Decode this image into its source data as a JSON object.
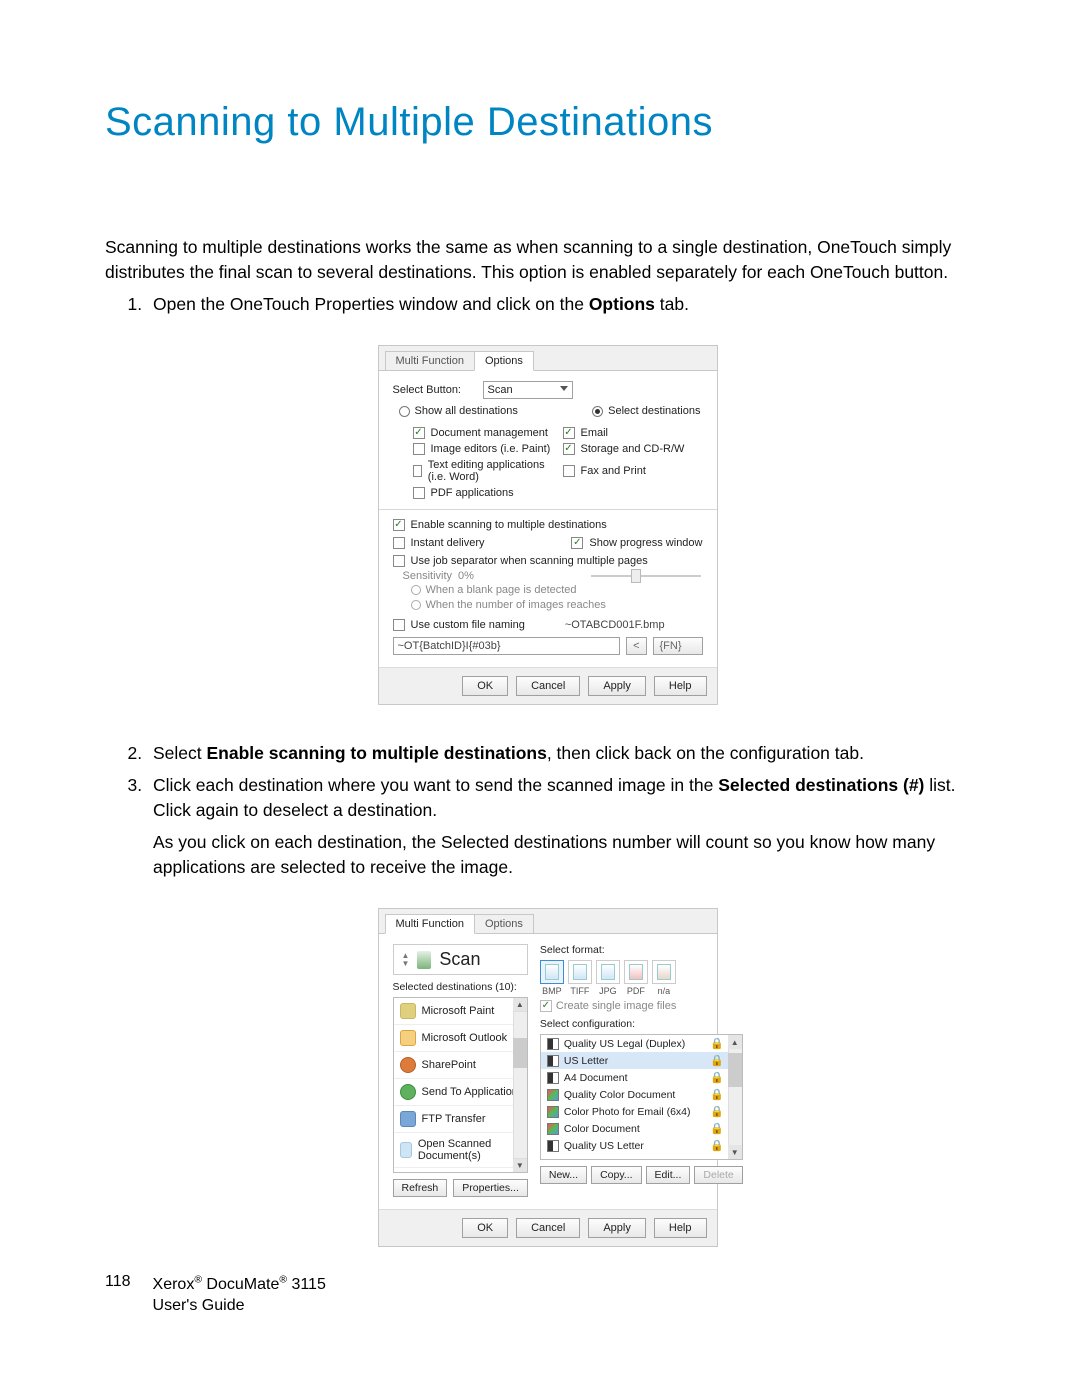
{
  "title": "Scanning to Multiple Destinations",
  "intro": "Scanning to multiple destinations works the same as when scanning to a single destination, OneTouch simply distributes the final scan to several destinations. This option is enabled separately for each OneTouch button.",
  "step1_pre": "Open the OneTouch Properties window and click on the ",
  "step1_bold": "Options",
  "step1_post": " tab.",
  "step2_pre": "Select ",
  "step2_bold": "Enable scanning to multiple destinations",
  "step2_post": ", then click back on the configuration tab.",
  "step3_pre": "Click each destination where you want to send the scanned image in the ",
  "step3_bold": "Selected destinations (#)",
  "step3_post": " list. Click again to deselect a destination.",
  "step3_sub": "As you click on each destination, the Selected destinations number will count so you know how many applications are selected to receive the image.",
  "dlg1": {
    "tabs": {
      "multi": "Multi Function",
      "options": "Options"
    },
    "select_button_label": "Select Button:",
    "select_button_value": "Scan",
    "radio_show_all": "Show all destinations",
    "radio_select": "Select destinations",
    "d_docmgmt": "Document management",
    "d_email": "Email",
    "d_imged": "Image editors (i.e. Paint)",
    "d_storage": "Storage and CD-R/W",
    "d_textapp": "Text editing applications (i.e. Word)",
    "d_fax": "Fax and Print",
    "d_pdf": "PDF applications",
    "c_enable": "Enable scanning to multiple destinations",
    "c_instant": "Instant delivery",
    "c_progress": "Show progress window",
    "c_jobsep": "Use job separator when scanning multiple pages",
    "sens_label": "Sensitivity",
    "sens_val": "0%",
    "r_blank": "When a blank page is detected",
    "r_imgs": "When the number of images reaches",
    "c_custom": "Use custom file naming",
    "preview_name": "~OTABCD001F.bmp",
    "formula": "~OT{BatchID}I{#03b}",
    "btn_less": "<",
    "btn_fn": "{FN}",
    "ok": "OK",
    "cancel": "Cancel",
    "apply": "Apply",
    "help": "Help"
  },
  "dlg2": {
    "tabs": {
      "multi": "Multi Function",
      "options": "Options"
    },
    "scan_title": "Scan",
    "sd_label": "Selected destinations (10):",
    "dest": [
      "Microsoft Paint",
      "Microsoft Outlook",
      "SharePoint",
      "Send To Application",
      "FTP Transfer",
      "Open Scanned Document(s)"
    ],
    "refresh": "Refresh",
    "properties": "Properties...",
    "sf_label": "Select format:",
    "fmts": [
      "BMP",
      "TIFF",
      "JPG",
      "PDF",
      "n/a"
    ],
    "csif": "Create single image files",
    "cfg_label": "Select configuration:",
    "cfgs": [
      "Quality US Legal (Duplex)",
      "US Letter",
      "A4 Document",
      "Quality Color Document",
      "Color Photo for Email (6x4)",
      "Color Document",
      "Quality US Letter"
    ],
    "new": "New...",
    "copy": "Copy...",
    "edit": "Edit...",
    "delete": "Delete",
    "ok": "OK",
    "cancel": "Cancel",
    "apply": "Apply",
    "help": "Help"
  },
  "footer": {
    "page": "118",
    "line1_a": "Xerox",
    "line1_b": " DocuMate",
    "line1_c": " 3115",
    "line2": "User's Guide",
    "reg": "®"
  }
}
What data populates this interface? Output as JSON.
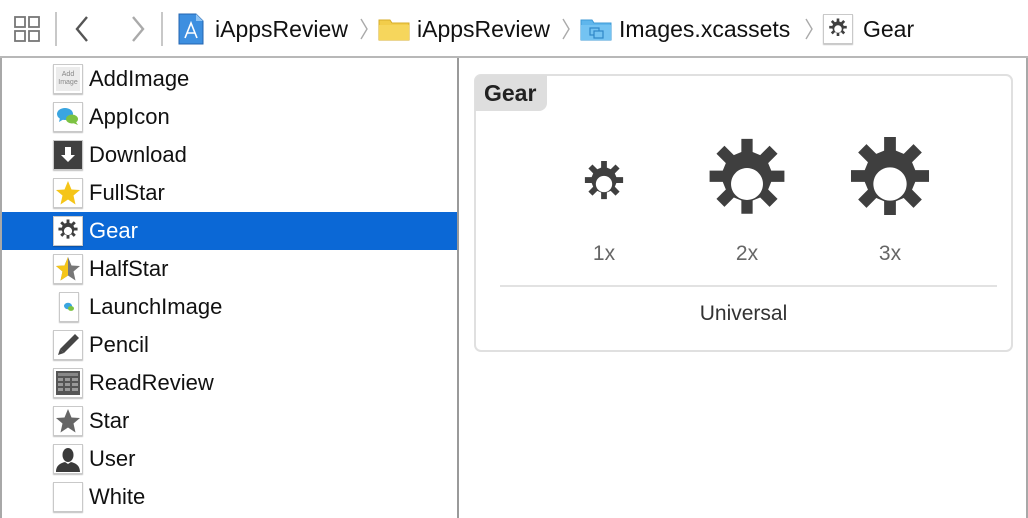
{
  "jumpbar": {
    "related_items_icon": "grid-related-items-icon",
    "back_icon": "chevron-left-icon",
    "forward_icon": "chevron-right-icon",
    "breadcrumbs": [
      {
        "label": "iAppsReview",
        "icon": "xcode-project-icon"
      },
      {
        "label": "iAppsReview",
        "icon": "yellow-folder-icon"
      },
      {
        "label": "Images.xcassets",
        "icon": "asset-catalog-icon"
      },
      {
        "label": "Gear",
        "icon": "gear-icon"
      }
    ]
  },
  "sidebar": {
    "selected": "Gear",
    "items": [
      {
        "label": "AddImage",
        "icon": "add-image-thumbnail",
        "thumb_text": "Add Image"
      },
      {
        "label": "AppIcon",
        "icon": "app-icon-thumbnail"
      },
      {
        "label": "Download",
        "icon": "download-icon"
      },
      {
        "label": "FullStar",
        "icon": "full-star-icon"
      },
      {
        "label": "Gear",
        "icon": "gear-icon"
      },
      {
        "label": "HalfStar",
        "icon": "half-star-icon"
      },
      {
        "label": "LaunchImage",
        "icon": "launch-image-thumbnail"
      },
      {
        "label": "Pencil",
        "icon": "pencil-icon"
      },
      {
        "label": "ReadReview",
        "icon": "read-review-icon"
      },
      {
        "label": "Star",
        "icon": "star-icon"
      },
      {
        "label": "User",
        "icon": "user-icon"
      },
      {
        "label": "White",
        "icon": "blank-white-thumbnail"
      }
    ]
  },
  "detail": {
    "asset_name": "Gear",
    "slots": [
      {
        "scale": "1x"
      },
      {
        "scale": "2x"
      },
      {
        "scale": "3x"
      }
    ],
    "idiom": "Universal"
  },
  "colors": {
    "selection": "#0b68d6",
    "gear": "#3f3f3f",
    "star_yellow": "#f5c518",
    "folder_yellow": "#f2cd4a",
    "asset_blue": "#5fb6ec"
  }
}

────────────────

Written exercise
Leave the pictures out and output the rest of the listing exactly.

Written reply
Decode this image into its source data as a JSON object.
{
  "title": "Scanning to Multiple Destinations",
  "intro": "Scanning to multiple destinations works the same as when scanning to a single destination, OneTouch simply distributes the final scan to several destinations. This option is enabled separately for each OneTouch button.",
  "step1_pre": "Open the OneTouch Properties window and click on the ",
  "step1_bold": "Options",
  "step1_post": " tab.",
  "step2_pre": "Select ",
  "step2_bold": "Enable scanning to multiple destinations",
  "step2_post": ", then click back on the configuration tab.",
  "step3_pre": "Click each destination where you want to send the scanned image in the ",
  "step3_bold": "Selected destinations (#)",
  "step3_post": " list. Click again to deselect a destination.",
  "step3_sub": "As you click on each destination, the Selected destinations number will count so you know how many applications are selected to receive the image.",
  "dlg1": {
    "tabs": {
      "multi": "Multi Function",
      "options": "Options"
    },
    "select_button_label": "Select Button:",
    "select_button_value": "Scan",
    "radio_show_all": "Show all destinations",
    "radio_select": "Select destinations",
    "d_docmgmt": "Document management",
    "d_email": "Email",
    "d_imged": "Image editors (i.e. Paint)",
    "d_storage": "Storage and CD-R/W",
    "d_textapp": "Text editing applications (i.e. Word)",
    "d_fax": "Fax and Print",
    "d_pdf": "PDF applications",
    "c_enable": "Enable scanning to multiple destinations",
    "c_instant": "Instant delivery",
    "c_progress": "Show progress window",
    "c_jobsep": "Use job separator when scanning multiple pages",
    "sens_label": "Sensitivity",
    "sens_val": "0%",
    "r_blank": "When a blank page is detected",
    "r_imgs": "When the number of images reaches",
    "c_custom": "Use custom file naming",
    "preview_name": "~OTABCD001F.bmp",
    "formula": "~OT{BatchID}I{#03b}",
    "btn_less": "<",
    "btn_fn": "{FN}",
    "ok": "OK",
    "cancel": "Cancel",
    "apply": "Apply",
    "help": "Help"
  },
  "dlg2": {
    "tabs": {
      "multi": "Multi Function",
      "options": "Options"
    },
    "scan_title": "Scan",
    "sd_label": "Selected destinations (10):",
    "dest": [
      "Microsoft Paint",
      "Microsoft Outlook",
      "SharePoint",
      "Send To Application",
      "FTP Transfer",
      "Open Scanned Document(s)"
    ],
    "refresh": "Refresh",
    "properties": "Properties...",
    "sf_label": "Select format:",
    "fmts": [
      "BMP",
      "TIFF",
      "JPG",
      "PDF",
      "n/a"
    ],
    "csif": "Create single image files",
    "cfg_label": "Select configuration:",
    "cfgs": [
      "Quality US Legal (Duplex)",
      "US Letter",
      "A4 Document",
      "Quality Color Document",
      "Color Photo for Email (6x4)",
      "Color Document",
      "Quality US Letter"
    ],
    "new": "New...",
    "copy": "Copy...",
    "edit": "Edit...",
    "delete": "Delete",
    "ok": "OK",
    "cancel": "Cancel",
    "apply": "Apply",
    "help": "Help"
  },
  "footer": {
    "page": "118",
    "line1_a": "Xerox",
    "line1_b": " DocuMate",
    "line1_c": " 3115",
    "line2": "User's Guide",
    "reg": "®"
  }
}
What data populates this interface? Output as JSON.
{
  "jumpbar": {
    "related_items_icon": "grid-related-items-icon",
    "back_icon": "chevron-left-icon",
    "forward_icon": "chevron-right-icon",
    "breadcrumbs": [
      {
        "label": "iAppsReview",
        "icon": "xcode-project-icon"
      },
      {
        "label": "iAppsReview",
        "icon": "yellow-folder-icon"
      },
      {
        "label": "Images.xcassets",
        "icon": "asset-catalog-icon"
      },
      {
        "label": "Gear",
        "icon": "gear-icon"
      }
    ]
  },
  "sidebar": {
    "selected": "Gear",
    "items": [
      {
        "label": "AddImage",
        "icon": "add-image-thumbnail",
        "thumb_text": "Add Image"
      },
      {
        "label": "AppIcon",
        "icon": "app-icon-thumbnail"
      },
      {
        "label": "Download",
        "icon": "download-icon"
      },
      {
        "label": "FullStar",
        "icon": "full-star-icon"
      },
      {
        "label": "Gear",
        "icon": "gear-icon"
      },
      {
        "label": "HalfStar",
        "icon": "half-star-icon"
      },
      {
        "label": "LaunchImage",
        "icon": "launch-image-thumbnail"
      },
      {
        "label": "Pencil",
        "icon": "pencil-icon"
      },
      {
        "label": "ReadReview",
        "icon": "read-review-icon"
      },
      {
        "label": "Star",
        "icon": "star-icon"
      },
      {
        "label": "User",
        "icon": "user-icon"
      },
      {
        "label": "White",
        "icon": "blank-white-thumbnail"
      }
    ]
  },
  "detail": {
    "asset_name": "Gear",
    "slots": [
      {
        "scale": "1x"
      },
      {
        "scale": "2x"
      },
      {
        "scale": "3x"
      }
    ],
    "idiom": "Universal"
  },
  "colors": {
    "selection": "#0b68d6",
    "gear": "#3f3f3f",
    "star_yellow": "#f5c518",
    "folder_yellow": "#f2cd4a",
    "asset_blue": "#5fb6ec"
  }
}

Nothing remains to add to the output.